● EXTRACT:
━━━━━━━━━━━━━━━━
Martine Franck/Magnum Photos

Jacques Derrida at the Sorbonne, June, 1979

In May of 1951, at the age of twenty, Jacques Derrida took the entrance exams for the prestigious École Normale Supérieure a second time, having failed, as many students do, in his first attempt the previous year. Fueled by amphetamines after a sleepless week, he choked on the written portion and turned in a blank sheet of paper. The same month, he was awarded a dismal 5 out of 20 on his qualifying exam for a license in philosophy. “The answers are brilliant in the very same way that they are obscure,” the examiner wrote, encapsulating a sentiment about Derrida’s work that has since become a commonplace:

An exercise in virtuosity, with undeniable intelligence, but with no particular relation to the history of philosophy….Can come back when he is prepared to accept the rules and not invent where he needs to be better informed.
━━━━━━━━━━━━━━━━
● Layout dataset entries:
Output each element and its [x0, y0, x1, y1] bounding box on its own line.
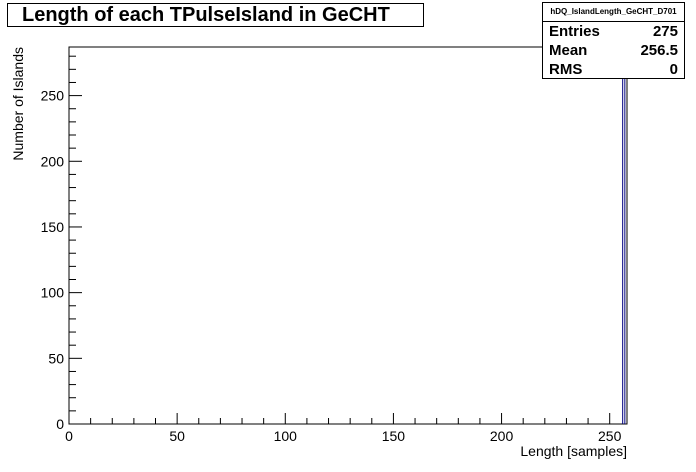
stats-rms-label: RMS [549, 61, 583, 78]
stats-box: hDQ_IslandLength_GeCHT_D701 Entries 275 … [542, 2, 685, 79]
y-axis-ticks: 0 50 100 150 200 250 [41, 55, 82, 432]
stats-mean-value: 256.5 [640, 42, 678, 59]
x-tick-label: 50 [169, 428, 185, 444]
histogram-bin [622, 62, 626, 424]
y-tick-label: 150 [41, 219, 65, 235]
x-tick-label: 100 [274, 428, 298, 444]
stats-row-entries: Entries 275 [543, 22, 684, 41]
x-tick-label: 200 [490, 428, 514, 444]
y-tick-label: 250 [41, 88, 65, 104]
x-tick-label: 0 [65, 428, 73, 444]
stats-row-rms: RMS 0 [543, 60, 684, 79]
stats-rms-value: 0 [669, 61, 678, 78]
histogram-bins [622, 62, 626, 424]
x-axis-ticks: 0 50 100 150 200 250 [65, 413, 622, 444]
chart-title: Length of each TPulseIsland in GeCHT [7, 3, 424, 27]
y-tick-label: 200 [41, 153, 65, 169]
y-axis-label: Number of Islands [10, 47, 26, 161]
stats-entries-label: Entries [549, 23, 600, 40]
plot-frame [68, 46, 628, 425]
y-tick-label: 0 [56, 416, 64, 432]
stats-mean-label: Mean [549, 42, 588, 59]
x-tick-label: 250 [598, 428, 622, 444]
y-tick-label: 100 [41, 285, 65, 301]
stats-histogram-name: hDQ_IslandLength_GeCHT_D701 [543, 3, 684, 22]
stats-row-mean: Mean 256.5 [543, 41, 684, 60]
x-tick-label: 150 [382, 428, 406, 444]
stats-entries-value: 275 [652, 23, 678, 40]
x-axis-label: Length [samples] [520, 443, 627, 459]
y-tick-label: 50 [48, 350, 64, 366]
━━━━━━━━━━━━━━━━
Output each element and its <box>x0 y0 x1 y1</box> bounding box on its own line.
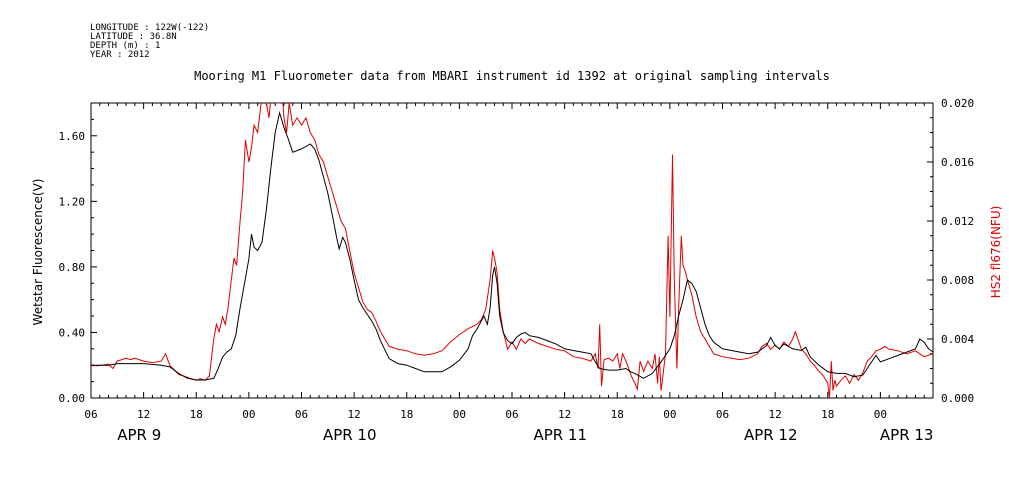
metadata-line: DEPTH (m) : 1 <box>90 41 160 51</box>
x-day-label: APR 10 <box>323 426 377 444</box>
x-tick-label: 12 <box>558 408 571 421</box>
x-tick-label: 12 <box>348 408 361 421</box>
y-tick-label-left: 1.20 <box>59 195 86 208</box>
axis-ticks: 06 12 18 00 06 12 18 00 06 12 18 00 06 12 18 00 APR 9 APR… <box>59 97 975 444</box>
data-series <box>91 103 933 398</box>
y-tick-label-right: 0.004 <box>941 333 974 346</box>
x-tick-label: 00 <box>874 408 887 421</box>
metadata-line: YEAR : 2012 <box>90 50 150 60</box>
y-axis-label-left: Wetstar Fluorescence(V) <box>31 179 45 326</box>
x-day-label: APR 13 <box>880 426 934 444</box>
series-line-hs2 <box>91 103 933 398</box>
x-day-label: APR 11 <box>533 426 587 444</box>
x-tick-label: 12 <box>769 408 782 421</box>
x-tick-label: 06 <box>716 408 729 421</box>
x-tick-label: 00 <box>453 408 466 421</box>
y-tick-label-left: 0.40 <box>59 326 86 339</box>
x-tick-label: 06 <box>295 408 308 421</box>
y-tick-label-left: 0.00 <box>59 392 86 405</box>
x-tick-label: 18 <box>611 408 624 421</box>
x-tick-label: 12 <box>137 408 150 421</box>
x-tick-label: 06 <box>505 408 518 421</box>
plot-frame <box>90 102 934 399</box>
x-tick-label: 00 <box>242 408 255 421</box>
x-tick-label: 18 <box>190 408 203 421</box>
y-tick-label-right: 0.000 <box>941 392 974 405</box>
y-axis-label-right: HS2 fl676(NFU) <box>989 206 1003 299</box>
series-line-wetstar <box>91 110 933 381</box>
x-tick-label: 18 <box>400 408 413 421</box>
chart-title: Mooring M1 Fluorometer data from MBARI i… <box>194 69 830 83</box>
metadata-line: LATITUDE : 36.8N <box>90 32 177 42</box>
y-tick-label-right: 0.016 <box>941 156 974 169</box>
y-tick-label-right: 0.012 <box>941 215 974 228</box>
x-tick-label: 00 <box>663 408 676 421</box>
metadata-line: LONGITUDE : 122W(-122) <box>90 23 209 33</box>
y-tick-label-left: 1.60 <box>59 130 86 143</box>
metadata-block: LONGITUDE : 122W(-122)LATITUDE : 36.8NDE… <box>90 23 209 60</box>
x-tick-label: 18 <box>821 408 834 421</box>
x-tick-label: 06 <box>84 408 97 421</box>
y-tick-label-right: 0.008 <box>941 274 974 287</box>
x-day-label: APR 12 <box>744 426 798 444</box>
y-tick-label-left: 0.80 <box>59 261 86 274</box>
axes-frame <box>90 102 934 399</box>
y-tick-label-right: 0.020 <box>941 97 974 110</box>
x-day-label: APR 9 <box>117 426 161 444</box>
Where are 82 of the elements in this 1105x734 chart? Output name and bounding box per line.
━━━━━━━━━━━━━━━━
● TASKS AND EXERCISES:
a: Answer these questions from the Derrida excerpt:
(i) How old was Derrida in May of 1951?
(ii) What did he turn in for the written portion of the École Normale Supérieure entrance exams?
(iii) What mark did he receive on his qualifying exam for a license in philosophy?
b: Write the next part of the Derrida excerpt, picking up after the examiner's comment that ends "where he needs to be better informed."

● RESULTS IN ORDER:
a:
(i) Twenty.
(ii) A blank sheet of paper.
(iii) 5 out of 20.

b:
In America, Derrida, who died in 2004, left as big a mark on humanities departments as any single thinker of the past forty years—according to a recent survey, only works by Michel Foucault and Pierre Bourdieu are cited more often. But in France, the gatekeepers of higher learning regarded him with ambivalence and, to his devastation, kept him at arm’s length for much of his career. According to a new biography by Benoît Peeters, Derrida, a French Jew from Algiers ill-prepared for the intellectual grind and noxious food of Parisian student life, may even have “contemplated” suicide after his first attempt to get into the École Normale. He finally gained admission on his third try, despite a disastrous performance in his orals. Asked to comment on a passage from Diderot’s Encyclopédie, he later recounted:

I decided that this text was a trap…that everything about it, in its form, was ambiguous, implied, convoluted, complicated, suggested, murmured….I deployed all my resources to uncover a range of meanings fanning out from each sentence, each word.

The jurors were unimpressed. “Look, this text is quite simple,” one complained. “You’ve simply made it more complicated and laden with meaning by adding ideas of your own.”

It’s hard to say what’s more remarkable: that the so-called father of deconstruction was already hatching his apostasy while just barely out of his teens, or that the undertaking involved so much suffering. Peeters’ Derrida is a nervous wreck: “a fragile and tormented man,” prone to nausea, insomnia, exhaustion, and despair. By the summer of 1960, after failing to get a promised post as a maître assistant at the Sorbonne and having spent the year teaching in a provincial capital instead, he was on Anafranil, one of the original anti-depressants, which had just appeared on the market. During another bout of the blues, he wrote to a friend from his infirmary bed, “I’m no good for anything except taking the world apart and putting it together again (and I manage the latter less and less frequently).”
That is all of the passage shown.